## Work to be completed
Copy only those lines which run from the line containing "OCR this image." to the end of the entries below, both inclusive, exactly as written and with no pictures.

[Recorded data]
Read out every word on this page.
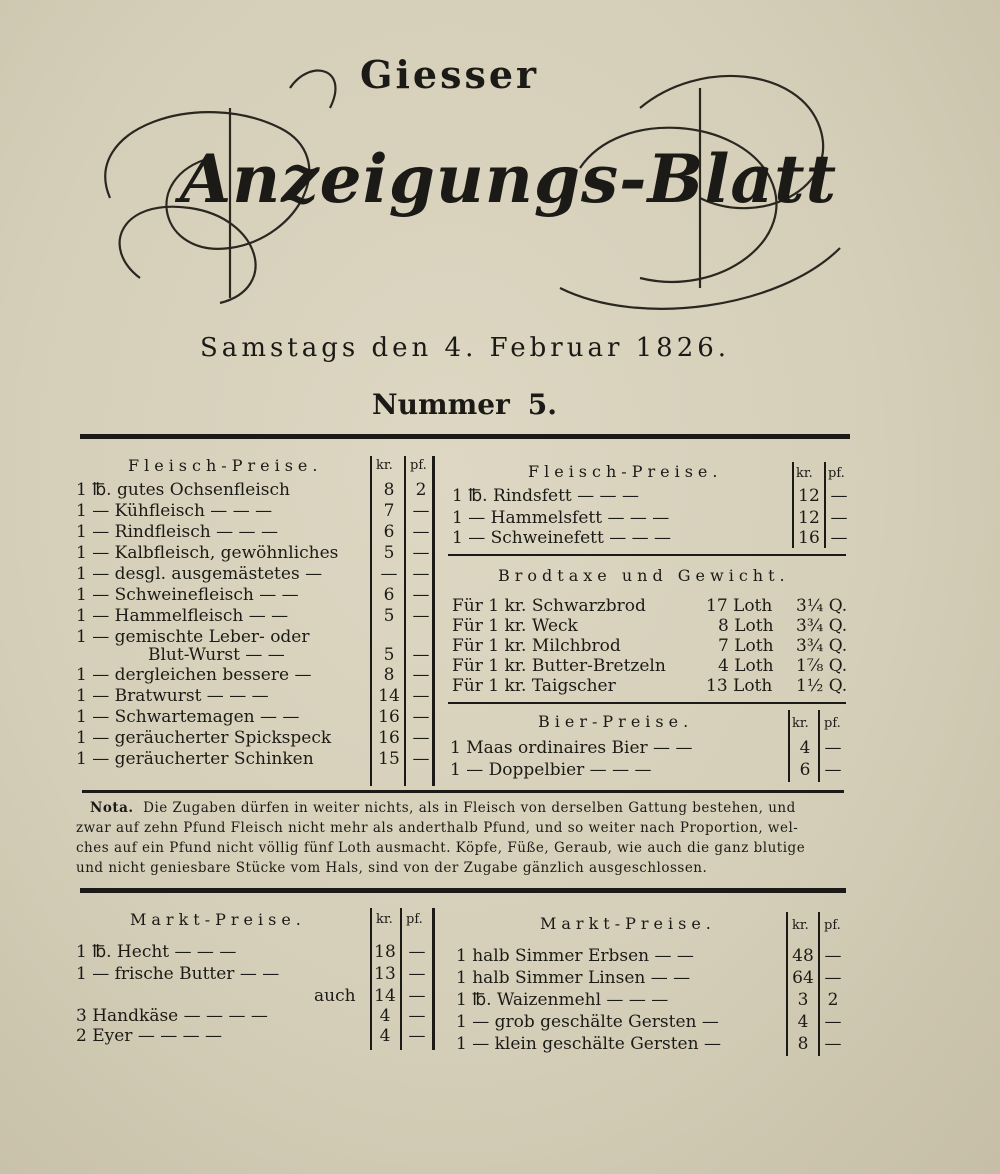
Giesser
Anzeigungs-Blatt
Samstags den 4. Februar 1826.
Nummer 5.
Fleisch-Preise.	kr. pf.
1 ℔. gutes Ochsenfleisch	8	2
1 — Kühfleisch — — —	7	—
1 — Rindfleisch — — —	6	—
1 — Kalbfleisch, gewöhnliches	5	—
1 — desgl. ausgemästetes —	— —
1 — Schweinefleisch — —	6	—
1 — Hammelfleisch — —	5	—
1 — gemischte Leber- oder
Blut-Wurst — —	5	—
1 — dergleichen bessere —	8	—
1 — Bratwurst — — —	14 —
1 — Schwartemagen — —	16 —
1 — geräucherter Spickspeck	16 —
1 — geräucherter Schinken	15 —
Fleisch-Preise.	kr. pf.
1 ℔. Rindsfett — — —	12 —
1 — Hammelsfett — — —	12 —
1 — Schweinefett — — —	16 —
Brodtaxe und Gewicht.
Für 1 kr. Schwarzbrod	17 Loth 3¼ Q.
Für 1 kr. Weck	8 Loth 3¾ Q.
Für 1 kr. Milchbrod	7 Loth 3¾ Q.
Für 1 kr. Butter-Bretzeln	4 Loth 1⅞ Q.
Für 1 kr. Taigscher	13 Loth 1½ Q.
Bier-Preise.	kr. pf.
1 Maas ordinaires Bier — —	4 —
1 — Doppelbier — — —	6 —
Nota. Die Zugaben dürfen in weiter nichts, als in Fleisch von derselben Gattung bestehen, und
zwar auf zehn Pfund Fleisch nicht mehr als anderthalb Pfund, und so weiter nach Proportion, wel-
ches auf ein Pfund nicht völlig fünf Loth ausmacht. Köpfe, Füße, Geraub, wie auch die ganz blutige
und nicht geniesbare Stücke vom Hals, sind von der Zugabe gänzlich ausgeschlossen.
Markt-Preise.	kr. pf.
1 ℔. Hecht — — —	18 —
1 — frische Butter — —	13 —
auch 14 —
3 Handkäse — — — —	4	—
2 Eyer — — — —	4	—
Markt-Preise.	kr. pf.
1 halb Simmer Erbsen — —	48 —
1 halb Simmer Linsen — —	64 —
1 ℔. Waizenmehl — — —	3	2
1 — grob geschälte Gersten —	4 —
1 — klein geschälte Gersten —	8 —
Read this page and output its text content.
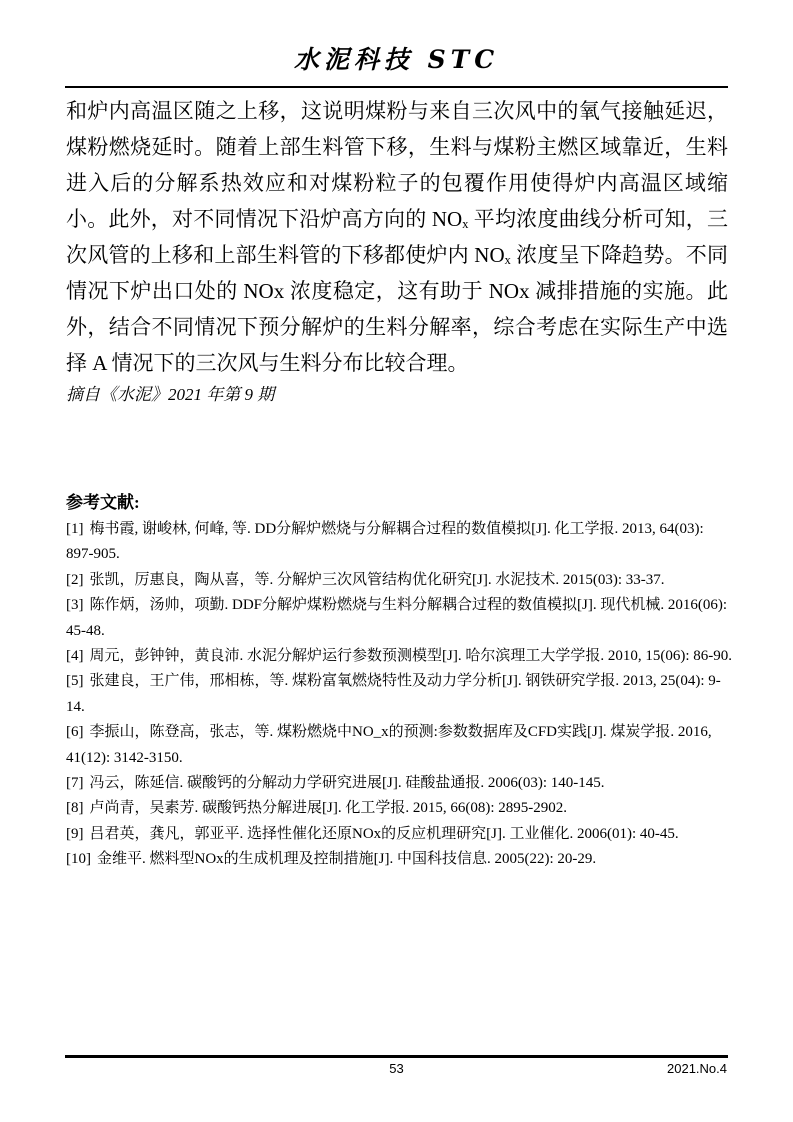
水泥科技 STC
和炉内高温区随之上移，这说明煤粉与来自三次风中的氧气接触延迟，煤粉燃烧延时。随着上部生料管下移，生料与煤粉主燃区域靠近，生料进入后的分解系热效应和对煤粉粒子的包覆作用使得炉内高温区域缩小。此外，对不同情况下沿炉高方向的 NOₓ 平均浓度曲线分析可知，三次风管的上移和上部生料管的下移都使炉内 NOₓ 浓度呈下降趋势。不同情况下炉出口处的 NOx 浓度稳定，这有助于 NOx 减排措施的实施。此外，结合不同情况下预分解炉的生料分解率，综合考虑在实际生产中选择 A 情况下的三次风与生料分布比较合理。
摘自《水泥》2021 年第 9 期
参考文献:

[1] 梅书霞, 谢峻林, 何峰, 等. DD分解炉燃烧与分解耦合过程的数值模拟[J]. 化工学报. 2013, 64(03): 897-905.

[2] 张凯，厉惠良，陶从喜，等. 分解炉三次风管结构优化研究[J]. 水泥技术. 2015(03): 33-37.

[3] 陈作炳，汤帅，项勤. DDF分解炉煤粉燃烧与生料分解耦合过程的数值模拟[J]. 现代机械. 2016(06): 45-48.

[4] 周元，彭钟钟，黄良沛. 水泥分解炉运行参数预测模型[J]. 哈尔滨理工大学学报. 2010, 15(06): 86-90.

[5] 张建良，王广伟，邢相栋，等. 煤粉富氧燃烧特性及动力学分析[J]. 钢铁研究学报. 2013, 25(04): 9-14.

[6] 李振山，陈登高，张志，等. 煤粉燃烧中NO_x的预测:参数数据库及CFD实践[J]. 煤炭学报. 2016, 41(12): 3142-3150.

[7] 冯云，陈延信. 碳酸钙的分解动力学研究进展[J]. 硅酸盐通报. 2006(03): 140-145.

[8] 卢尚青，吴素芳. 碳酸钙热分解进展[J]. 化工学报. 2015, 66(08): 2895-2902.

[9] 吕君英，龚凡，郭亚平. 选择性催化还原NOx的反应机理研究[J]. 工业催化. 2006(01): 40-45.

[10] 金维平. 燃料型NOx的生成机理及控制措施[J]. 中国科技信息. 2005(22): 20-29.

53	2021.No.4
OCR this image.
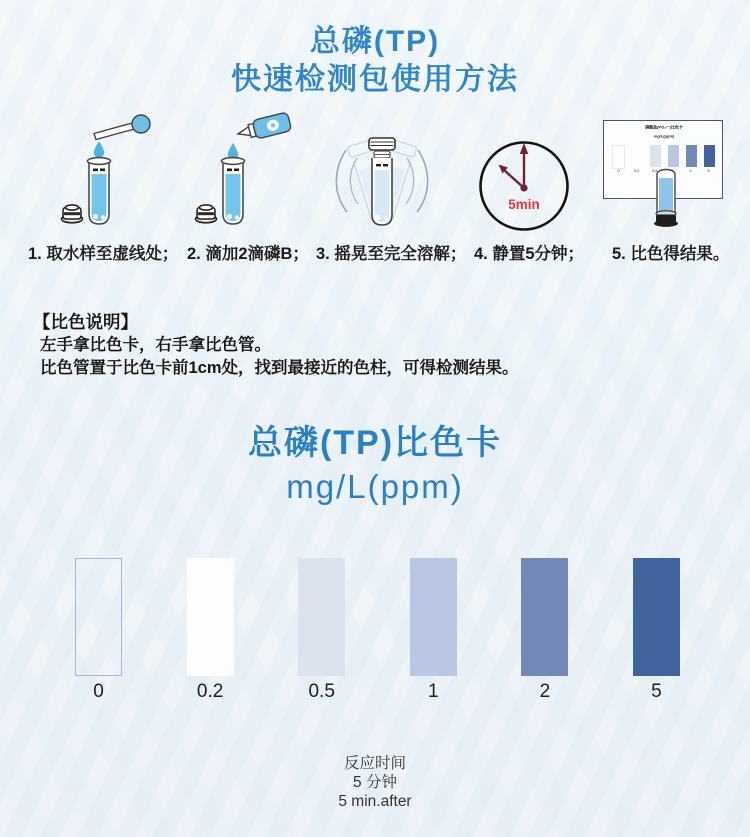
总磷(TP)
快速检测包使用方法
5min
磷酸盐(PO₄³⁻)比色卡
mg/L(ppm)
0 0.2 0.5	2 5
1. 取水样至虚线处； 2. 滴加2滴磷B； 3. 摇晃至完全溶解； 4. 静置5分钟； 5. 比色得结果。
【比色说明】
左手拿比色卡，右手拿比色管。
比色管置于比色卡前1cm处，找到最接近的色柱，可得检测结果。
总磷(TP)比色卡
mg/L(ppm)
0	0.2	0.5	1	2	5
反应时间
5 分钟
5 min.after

## Reply to the exercise
OCR this image.
总磷(TP)
快速检测包使用方法
5min
磷酸盐(PO₄³⁻)比色卡
mg/L(ppm)
0 0.2 0.5	2 5
1. 取水样至虚线处； 2. 滴加2滴磷B； 3. 摇晃至完全溶解； 4. 静置5分钟； 5. 比色得结果。
【比色说明】
左手拿比色卡，右手拿比色管。
比色管置于比色卡前1cm处，找到最接近的色柱，可得检测结果。
总磷(TP)比色卡
mg/L(ppm)
0	0.2	0.5	1	2	5
反应时间
5 分钟
5 min.after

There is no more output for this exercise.